--- SOURCE MATERIAL ---

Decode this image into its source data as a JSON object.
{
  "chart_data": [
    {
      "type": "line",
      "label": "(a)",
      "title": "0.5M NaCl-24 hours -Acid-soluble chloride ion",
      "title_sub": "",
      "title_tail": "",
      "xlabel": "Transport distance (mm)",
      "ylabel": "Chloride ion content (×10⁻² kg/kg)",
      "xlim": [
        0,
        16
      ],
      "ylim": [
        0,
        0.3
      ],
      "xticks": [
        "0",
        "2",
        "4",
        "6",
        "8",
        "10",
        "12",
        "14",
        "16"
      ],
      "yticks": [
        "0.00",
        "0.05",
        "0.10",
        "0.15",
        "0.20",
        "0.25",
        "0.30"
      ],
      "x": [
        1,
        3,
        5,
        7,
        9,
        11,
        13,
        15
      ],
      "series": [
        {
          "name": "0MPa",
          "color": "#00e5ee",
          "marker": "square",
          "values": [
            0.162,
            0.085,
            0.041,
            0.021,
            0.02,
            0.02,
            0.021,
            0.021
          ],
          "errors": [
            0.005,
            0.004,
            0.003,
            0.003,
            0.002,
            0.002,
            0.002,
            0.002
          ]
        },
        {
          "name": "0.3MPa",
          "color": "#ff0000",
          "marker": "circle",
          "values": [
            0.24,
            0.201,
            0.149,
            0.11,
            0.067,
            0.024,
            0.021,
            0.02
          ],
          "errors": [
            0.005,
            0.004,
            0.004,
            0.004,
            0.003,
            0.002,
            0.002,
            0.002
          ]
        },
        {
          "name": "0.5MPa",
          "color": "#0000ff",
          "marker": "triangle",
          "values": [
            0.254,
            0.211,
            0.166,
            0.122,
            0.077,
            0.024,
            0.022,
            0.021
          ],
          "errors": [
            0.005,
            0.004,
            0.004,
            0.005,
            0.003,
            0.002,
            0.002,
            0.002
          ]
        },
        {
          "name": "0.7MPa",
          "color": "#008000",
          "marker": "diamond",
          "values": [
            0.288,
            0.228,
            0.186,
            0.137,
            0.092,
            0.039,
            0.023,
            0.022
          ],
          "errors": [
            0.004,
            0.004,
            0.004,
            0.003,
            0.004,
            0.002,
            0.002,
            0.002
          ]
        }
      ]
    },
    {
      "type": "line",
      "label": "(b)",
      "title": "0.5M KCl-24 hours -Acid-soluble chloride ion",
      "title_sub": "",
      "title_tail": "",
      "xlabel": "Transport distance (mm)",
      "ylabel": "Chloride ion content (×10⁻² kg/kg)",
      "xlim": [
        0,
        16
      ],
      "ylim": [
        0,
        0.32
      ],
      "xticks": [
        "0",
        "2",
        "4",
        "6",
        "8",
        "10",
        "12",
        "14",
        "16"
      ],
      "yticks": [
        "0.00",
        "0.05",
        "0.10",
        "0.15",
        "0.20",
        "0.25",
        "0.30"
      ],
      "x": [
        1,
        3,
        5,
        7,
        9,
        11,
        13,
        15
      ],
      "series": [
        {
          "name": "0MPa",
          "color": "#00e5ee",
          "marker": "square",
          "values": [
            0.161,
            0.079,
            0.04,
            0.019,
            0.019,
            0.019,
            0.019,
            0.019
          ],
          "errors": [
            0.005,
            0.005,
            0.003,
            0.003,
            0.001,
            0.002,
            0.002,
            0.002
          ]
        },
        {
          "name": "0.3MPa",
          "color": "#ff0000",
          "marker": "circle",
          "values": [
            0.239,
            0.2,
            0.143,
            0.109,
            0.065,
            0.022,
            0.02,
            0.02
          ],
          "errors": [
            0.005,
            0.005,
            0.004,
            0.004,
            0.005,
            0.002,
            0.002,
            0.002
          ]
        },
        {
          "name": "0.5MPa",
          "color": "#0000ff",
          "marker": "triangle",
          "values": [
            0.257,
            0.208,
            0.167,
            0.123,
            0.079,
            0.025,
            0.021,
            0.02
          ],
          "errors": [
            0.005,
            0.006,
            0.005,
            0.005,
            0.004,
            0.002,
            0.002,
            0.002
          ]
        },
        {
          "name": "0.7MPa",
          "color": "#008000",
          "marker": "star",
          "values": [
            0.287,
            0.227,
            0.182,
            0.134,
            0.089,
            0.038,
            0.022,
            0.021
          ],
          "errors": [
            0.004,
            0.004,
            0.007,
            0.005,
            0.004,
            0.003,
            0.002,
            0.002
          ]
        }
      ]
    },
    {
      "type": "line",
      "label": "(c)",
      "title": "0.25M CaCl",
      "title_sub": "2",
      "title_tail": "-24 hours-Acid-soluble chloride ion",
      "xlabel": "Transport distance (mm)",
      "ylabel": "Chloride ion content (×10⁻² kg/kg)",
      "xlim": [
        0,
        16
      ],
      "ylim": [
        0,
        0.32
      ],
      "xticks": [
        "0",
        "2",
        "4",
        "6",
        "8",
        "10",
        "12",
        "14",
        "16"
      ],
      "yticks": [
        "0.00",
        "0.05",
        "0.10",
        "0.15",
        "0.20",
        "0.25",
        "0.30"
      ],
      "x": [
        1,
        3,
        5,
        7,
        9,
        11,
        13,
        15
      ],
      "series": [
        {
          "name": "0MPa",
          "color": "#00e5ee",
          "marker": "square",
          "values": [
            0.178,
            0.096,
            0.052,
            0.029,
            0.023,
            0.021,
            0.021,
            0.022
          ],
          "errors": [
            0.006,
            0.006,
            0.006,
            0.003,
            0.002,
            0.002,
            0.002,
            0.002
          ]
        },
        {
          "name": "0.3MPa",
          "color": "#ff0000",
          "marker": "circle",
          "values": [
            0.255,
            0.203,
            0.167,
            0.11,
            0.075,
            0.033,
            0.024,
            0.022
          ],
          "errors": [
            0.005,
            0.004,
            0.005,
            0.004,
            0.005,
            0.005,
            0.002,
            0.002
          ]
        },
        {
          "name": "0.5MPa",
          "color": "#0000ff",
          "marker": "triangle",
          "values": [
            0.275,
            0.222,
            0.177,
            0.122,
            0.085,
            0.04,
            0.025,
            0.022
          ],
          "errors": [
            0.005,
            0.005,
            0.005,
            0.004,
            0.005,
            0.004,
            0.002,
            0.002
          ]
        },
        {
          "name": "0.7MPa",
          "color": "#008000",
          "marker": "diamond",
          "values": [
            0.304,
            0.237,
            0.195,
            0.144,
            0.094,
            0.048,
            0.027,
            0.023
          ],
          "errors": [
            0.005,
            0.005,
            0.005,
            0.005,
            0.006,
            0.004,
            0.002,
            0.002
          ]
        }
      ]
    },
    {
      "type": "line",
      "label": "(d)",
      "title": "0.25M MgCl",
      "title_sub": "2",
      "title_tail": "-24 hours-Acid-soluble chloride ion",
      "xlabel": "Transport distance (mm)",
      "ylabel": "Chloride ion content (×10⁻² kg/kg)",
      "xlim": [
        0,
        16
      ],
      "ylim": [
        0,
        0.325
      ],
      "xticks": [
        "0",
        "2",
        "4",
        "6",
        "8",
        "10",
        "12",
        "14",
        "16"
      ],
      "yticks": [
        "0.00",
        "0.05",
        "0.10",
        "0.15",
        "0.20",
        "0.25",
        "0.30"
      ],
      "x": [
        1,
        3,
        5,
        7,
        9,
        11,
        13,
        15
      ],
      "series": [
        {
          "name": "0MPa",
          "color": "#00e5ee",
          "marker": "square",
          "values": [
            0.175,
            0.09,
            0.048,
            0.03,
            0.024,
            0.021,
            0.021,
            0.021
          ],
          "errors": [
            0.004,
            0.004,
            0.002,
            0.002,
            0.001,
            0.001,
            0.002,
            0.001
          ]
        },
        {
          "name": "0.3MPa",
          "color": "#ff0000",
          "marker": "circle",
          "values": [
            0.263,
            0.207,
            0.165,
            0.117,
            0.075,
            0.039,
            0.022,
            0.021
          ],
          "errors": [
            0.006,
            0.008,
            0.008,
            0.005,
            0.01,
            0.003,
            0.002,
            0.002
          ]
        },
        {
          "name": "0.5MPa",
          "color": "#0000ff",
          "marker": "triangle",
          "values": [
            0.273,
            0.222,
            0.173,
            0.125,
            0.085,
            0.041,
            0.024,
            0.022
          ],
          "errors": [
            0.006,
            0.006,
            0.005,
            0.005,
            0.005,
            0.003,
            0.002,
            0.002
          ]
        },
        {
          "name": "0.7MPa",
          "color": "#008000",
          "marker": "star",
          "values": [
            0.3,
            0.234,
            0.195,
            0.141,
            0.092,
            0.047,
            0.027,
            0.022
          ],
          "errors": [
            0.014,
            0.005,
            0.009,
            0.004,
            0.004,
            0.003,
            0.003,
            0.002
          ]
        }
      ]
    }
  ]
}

---

* **TO BE DONE**
Search the records for the word "Acid" and copy every line where it occurs.

* **OUTPUT FOR THIS TASK**
      "title": "0.5M NaCl-24 hours -Acid-soluble chloride ion",
      "title": "0.5M KCl-24 hours -Acid-soluble chloride ion",
      "title_tail": "-24 hours-Acid-soluble chloride ion",
      "title_tail": "-24 hours-Acid-soluble chloride ion",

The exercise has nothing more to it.